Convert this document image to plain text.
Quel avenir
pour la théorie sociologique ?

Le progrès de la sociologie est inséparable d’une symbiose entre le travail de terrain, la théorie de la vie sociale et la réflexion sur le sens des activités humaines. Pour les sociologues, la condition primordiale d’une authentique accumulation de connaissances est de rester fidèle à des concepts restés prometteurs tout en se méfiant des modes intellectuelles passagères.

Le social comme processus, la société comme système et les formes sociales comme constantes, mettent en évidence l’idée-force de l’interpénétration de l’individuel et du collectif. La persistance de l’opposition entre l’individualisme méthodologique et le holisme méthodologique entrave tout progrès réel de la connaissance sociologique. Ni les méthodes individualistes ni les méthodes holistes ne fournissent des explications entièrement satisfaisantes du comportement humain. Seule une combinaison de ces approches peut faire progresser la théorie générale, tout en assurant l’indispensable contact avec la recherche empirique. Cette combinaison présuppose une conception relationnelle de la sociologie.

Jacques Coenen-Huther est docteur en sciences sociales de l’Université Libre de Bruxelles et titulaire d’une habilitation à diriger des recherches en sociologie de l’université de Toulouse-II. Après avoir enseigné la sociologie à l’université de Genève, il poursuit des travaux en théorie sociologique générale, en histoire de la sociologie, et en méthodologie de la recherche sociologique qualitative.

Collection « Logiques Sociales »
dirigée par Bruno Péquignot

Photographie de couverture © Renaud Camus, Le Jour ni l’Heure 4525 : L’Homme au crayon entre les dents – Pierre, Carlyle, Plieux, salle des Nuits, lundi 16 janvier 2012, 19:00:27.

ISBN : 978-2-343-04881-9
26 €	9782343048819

* _Exercise details_
Every line above should be written out again exactly as it stands.

* _Response for this exercise_
Convert this document image to plain text.
Quel avenir
pour la théorie sociologique ?

Le progrès de la sociologie est inséparable d’une symbiose entre le travail de terrain, la théorie de la vie sociale et la réflexion sur le sens des activités humaines. Pour les sociologues, la condition primordiale d’une authentique accumulation de connaissances est de rester fidèle à des concepts restés prometteurs tout en se méfiant des modes intellectuelles passagères.

Le social comme processus, la société comme système et les formes sociales comme constantes, mettent en évidence l’idée-force de l’interpénétration de l’individuel et du collectif. La persistance de l’opposition entre l’individualisme méthodologique et le holisme méthodologique entrave tout progrès réel de la connaissance sociologique. Ni les méthodes individualistes ni les méthodes holistes ne fournissent des explications entièrement satisfaisantes du comportement humain. Seule une combinaison de ces approches peut faire progresser la théorie générale, tout en assurant l’indispensable contact avec la recherche empirique. Cette combinaison présuppose une conception relationnelle de la sociologie.

Jacques Coenen-Huther est docteur en sciences sociales de l’Université Libre de Bruxelles et titulaire d’une habilitation à diriger des recherches en sociologie de l’université de Toulouse-II. Après avoir enseigné la sociologie à l’université de Genève, il poursuit des travaux en théorie sociologique générale, en histoire de la sociologie, et en méthodologie de la recherche sociologique qualitative.

Collection « Logiques Sociales »
dirigée par Bruno Péquignot

Photographie de couverture © Renaud Camus, Le Jour ni l’Heure 4525 : L’Homme au crayon entre les dents – Pierre, Carlyle, Plieux, salle des Nuits, lundi 16 janvier 2012, 19:00:27.

ISBN : 978-2-343-04881-9
26 €	9782343048819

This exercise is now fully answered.